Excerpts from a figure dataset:
-- start --

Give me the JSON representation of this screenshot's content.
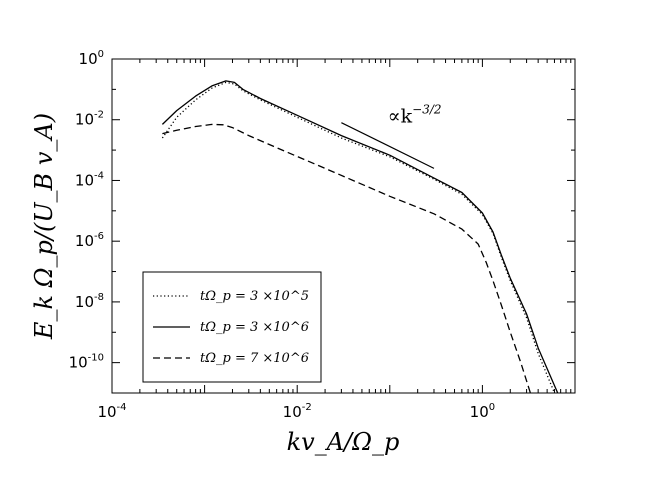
{
  "chart_data": {
    "type": "line",
    "title": "",
    "xlabel": "kv_A/Ω_p",
    "ylabel": "E_k Ω_p/(U_B v_A)",
    "xscale": "log",
    "yscale": "log",
    "xlim": [
      0.0001,
      10
    ],
    "ylim": [
      1e-11,
      1
    ],
    "x_ticks": [
      {
        "value": 0.0001,
        "base": "10",
        "exp": "-4"
      },
      {
        "value": 0.01,
        "base": "10",
        "exp": "-2"
      },
      {
        "value": 1,
        "base": "10",
        "exp": "0"
      }
    ],
    "y_ticks": [
      {
        "value": 1,
        "base": "10",
        "exp": "0"
      },
      {
        "value": 0.01,
        "base": "10",
        "exp": "-2"
      },
      {
        "value": 0.0001,
        "base": "10",
        "exp": "-4"
      },
      {
        "value": 1e-06,
        "base": "10",
        "exp": "-6"
      },
      {
        "value": 1e-08,
        "base": "10",
        "exp": "-8"
      },
      {
        "value": 1e-10,
        "base": "10",
        "exp": "-10"
      }
    ],
    "grid": false,
    "legend_position": "bottom-left",
    "series": [
      {
        "name": "tΩ_p = 3 ×10^5",
        "style": "dotted",
        "color": "#000000",
        "points": [
          [
            0.00035,
            0.0025
          ],
          [
            0.0005,
            0.012
          ],
          [
            0.0008,
            0.045
          ],
          [
            0.0012,
            0.11
          ],
          [
            0.0017,
            0.17
          ],
          [
            0.0021,
            0.15
          ],
          [
            0.0026,
            0.09
          ],
          [
            0.004,
            0.045
          ],
          [
            0.01,
            0.012
          ],
          [
            0.03,
            0.0025
          ],
          [
            0.1,
            0.0006
          ],
          [
            0.3,
            0.00011
          ],
          [
            0.6,
            3.5e-05
          ],
          [
            1,
            7.5e-06
          ],
          [
            1.3,
            1.8e-06
          ],
          [
            1.6,
            3e-07
          ],
          [
            2,
            5e-08
          ],
          [
            3,
            3e-09
          ],
          [
            4,
            2e-10
          ],
          [
            6,
            1e-11
          ]
        ]
      },
      {
        "name": "tΩ_p = 3 ×10^6",
        "style": "solid",
        "color": "#000000",
        "points": [
          [
            0.00035,
            0.007
          ],
          [
            0.0005,
            0.02
          ],
          [
            0.0008,
            0.06
          ],
          [
            0.0012,
            0.13
          ],
          [
            0.0017,
            0.19
          ],
          [
            0.0021,
            0.17
          ],
          [
            0.0026,
            0.1
          ],
          [
            0.004,
            0.05
          ],
          [
            0.01,
            0.014
          ],
          [
            0.03,
            0.003
          ],
          [
            0.1,
            0.00068
          ],
          [
            0.3,
            0.00012
          ],
          [
            0.6,
            4e-05
          ],
          [
            1,
            8.5e-06
          ],
          [
            1.3,
            2e-06
          ],
          [
            1.6,
            3.5e-07
          ],
          [
            2,
            6e-08
          ],
          [
            3,
            4e-09
          ],
          [
            4,
            3e-10
          ],
          [
            6.5,
            1e-11
          ]
        ]
      },
      {
        "name": "tΩ_p = 7 ×10^6",
        "style": "dashed",
        "color": "#000000",
        "points": [
          [
            0.00035,
            0.0035
          ],
          [
            0.0005,
            0.0045
          ],
          [
            0.0008,
            0.006
          ],
          [
            0.0012,
            0.007
          ],
          [
            0.0016,
            0.0068
          ],
          [
            0.002,
            0.0055
          ],
          [
            0.003,
            0.003
          ],
          [
            0.006,
            0.0012
          ],
          [
            0.02,
            0.00025
          ],
          [
            0.1,
            3e-05
          ],
          [
            0.3,
            8e-06
          ],
          [
            0.6,
            2.5e-06
          ],
          [
            0.9,
            8e-07
          ],
          [
            1.1,
            2e-07
          ],
          [
            1.3,
            5e-08
          ],
          [
            1.6,
            8e-09
          ],
          [
            2,
            1e-09
          ],
          [
            2.6,
            1e-10
          ],
          [
            3.3,
            1e-11
          ]
        ]
      }
    ],
    "reference_line": {
      "points": [
        [
          0.03,
          0.008
        ],
        [
          0.3,
          0.00025
        ]
      ],
      "label_prefix": "∝k",
      "label_exp": "−3/2",
      "label_at": [
        0.1,
        0.008
      ]
    }
  }
}
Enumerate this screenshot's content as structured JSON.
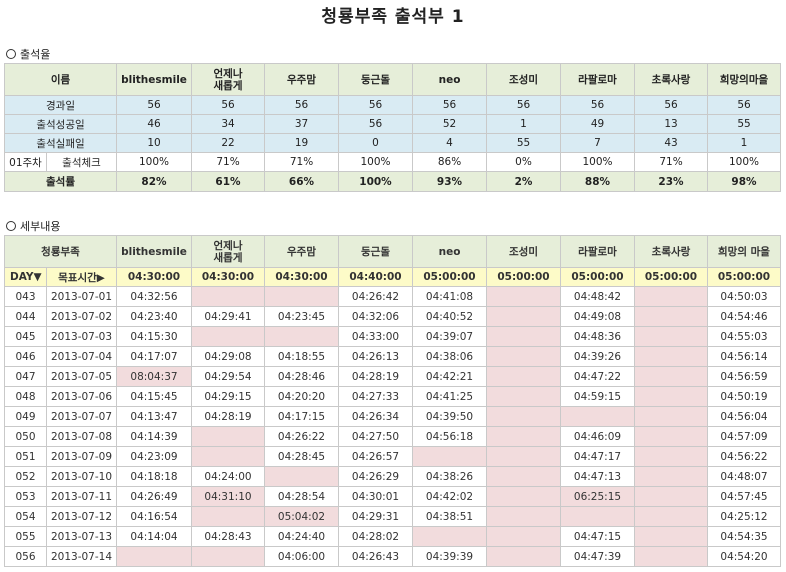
{
  "title": "청룡부족 출석부 1",
  "section1_label": "출석율",
  "section2_label": "세부내용",
  "names": [
    "blithesmile",
    "언제나\n새롭게",
    "우주맘",
    "둥근돌",
    "neo",
    "조성미",
    "라팔로마",
    "초록사랑",
    "희망의마을"
  ],
  "names2": [
    "blithesmile",
    "언제나\n새롭게",
    "우주맘",
    "둥근돌",
    "neo",
    "조성미",
    "라팔로마",
    "초록사랑",
    "희망의 마을"
  ],
  "summary": {
    "header_label": "이름",
    "rows": [
      {
        "label": "경과일",
        "values": [
          "56",
          "56",
          "56",
          "56",
          "56",
          "56",
          "56",
          "56",
          "56"
        ]
      },
      {
        "label": "출석성공일",
        "values": [
          "46",
          "34",
          "37",
          "56",
          "52",
          "1",
          "49",
          "13",
          "55"
        ]
      },
      {
        "label": "출석실패일",
        "values": [
          "10",
          "22",
          "19",
          "0",
          "4",
          "55",
          "7",
          "43",
          "1"
        ]
      }
    ],
    "week_label": "01주차",
    "week_sub": "출석체크",
    "week_values": [
      "100%",
      "71%",
      "71%",
      "100%",
      "86%",
      "0%",
      "100%",
      "71%",
      "100%"
    ],
    "rate_label": "출석률",
    "rate_values": [
      "82%",
      "61%",
      "66%",
      "100%",
      "93%",
      "2%",
      "88%",
      "23%",
      "98%"
    ]
  },
  "detail": {
    "header_label": "청룡부족",
    "day_label": "DAY▼",
    "target_label": "목표시간▶",
    "targets": [
      "04:30:00",
      "04:30:00",
      "04:30:00",
      "04:40:00",
      "05:00:00",
      "05:00:00",
      "05:00:00",
      "05:00:00",
      "05:00:00"
    ],
    "rows": [
      {
        "day": "043",
        "date": "2013-07-01",
        "times": [
          "04:32:56",
          "",
          "",
          "04:26:42",
          "04:41:08",
          "",
          "04:48:42",
          "",
          "04:50:03"
        ],
        "pink": [
          1,
          2,
          5,
          7
        ]
      },
      {
        "day": "044",
        "date": "2013-07-02",
        "times": [
          "04:23:40",
          "04:29:41",
          "04:23:45",
          "04:32:06",
          "04:40:52",
          "",
          "04:49:08",
          "",
          "04:54:46"
        ],
        "pink": [
          5,
          7
        ]
      },
      {
        "day": "045",
        "date": "2013-07-03",
        "times": [
          "04:15:30",
          "",
          "",
          "04:33:00",
          "04:39:07",
          "",
          "04:48:36",
          "",
          "04:55:03"
        ],
        "pink": [
          1,
          2,
          5,
          7
        ]
      },
      {
        "day": "046",
        "date": "2013-07-04",
        "times": [
          "04:17:07",
          "04:29:08",
          "04:18:55",
          "04:26:13",
          "04:38:06",
          "",
          "04:39:26",
          "",
          "04:56:14"
        ],
        "pink": [
          5,
          7
        ]
      },
      {
        "day": "047",
        "date": "2013-07-05",
        "times": [
          "08:04:37",
          "04:29:54",
          "04:28:46",
          "04:28:19",
          "04:42:21",
          "",
          "04:47:22",
          "",
          "04:56:59"
        ],
        "pink": [
          0,
          5,
          7
        ]
      },
      {
        "day": "048",
        "date": "2013-07-06",
        "times": [
          "04:15:45",
          "04:29:15",
          "04:20:20",
          "04:27:33",
          "04:41:25",
          "",
          "04:59:15",
          "",
          "04:50:19"
        ],
        "pink": [
          5,
          7
        ]
      },
      {
        "day": "049",
        "date": "2013-07-07",
        "times": [
          "04:13:47",
          "04:28:19",
          "04:17:15",
          "04:26:34",
          "04:39:50",
          "",
          "",
          "",
          "04:56:04"
        ],
        "pink": [
          5,
          6,
          7
        ]
      },
      {
        "day": "050",
        "date": "2013-07-08",
        "times": [
          "04:14:39",
          "",
          "04:26:22",
          "04:27:50",
          "04:56:18",
          "",
          "04:46:09",
          "",
          "04:57:09"
        ],
        "pink": [
          1,
          5,
          7
        ]
      },
      {
        "day": "051",
        "date": "2013-07-09",
        "times": [
          "04:23:09",
          "",
          "04:28:45",
          "04:26:57",
          "",
          "",
          "04:47:17",
          "",
          "04:56:22"
        ],
        "pink": [
          1,
          4,
          5,
          7
        ]
      },
      {
        "day": "052",
        "date": "2013-07-10",
        "times": [
          "04:18:18",
          "04:24:00",
          "",
          "04:26:29",
          "04:38:26",
          "",
          "04:47:13",
          "",
          "04:48:07"
        ],
        "pink": [
          2,
          5,
          7
        ]
      },
      {
        "day": "053",
        "date": "2013-07-11",
        "times": [
          "04:26:49",
          "04:31:10",
          "04:28:54",
          "04:30:01",
          "04:42:02",
          "",
          "06:25:15",
          "",
          "04:57:45"
        ],
        "pink": [
          1,
          5,
          6,
          7
        ]
      },
      {
        "day": "054",
        "date": "2013-07-12",
        "times": [
          "04:16:54",
          "",
          "05:04:02",
          "04:29:31",
          "04:38:51",
          "",
          "",
          "",
          "04:25:12"
        ],
        "pink": [
          1,
          2,
          5,
          6,
          7
        ]
      },
      {
        "day": "055",
        "date": "2013-07-13",
        "times": [
          "04:14:04",
          "04:28:43",
          "04:24:40",
          "04:28:02",
          "",
          "",
          "04:47:15",
          "",
          "04:54:35"
        ],
        "pink": [
          4,
          5,
          7
        ]
      },
      {
        "day": "056",
        "date": "2013-07-14",
        "times": [
          "",
          "",
          "04:06:00",
          "04:26:43",
          "04:39:39",
          "",
          "04:47:39",
          "",
          "04:54:20"
        ],
        "pink": [
          0,
          1,
          5,
          7
        ]
      }
    ]
  }
}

-- end --

_Required task_
Copy every line above that includes the string "this".

_Output_
Give me the JSON representation of this screenshot's content.
Enumerate this screenshot's content as structured JSON.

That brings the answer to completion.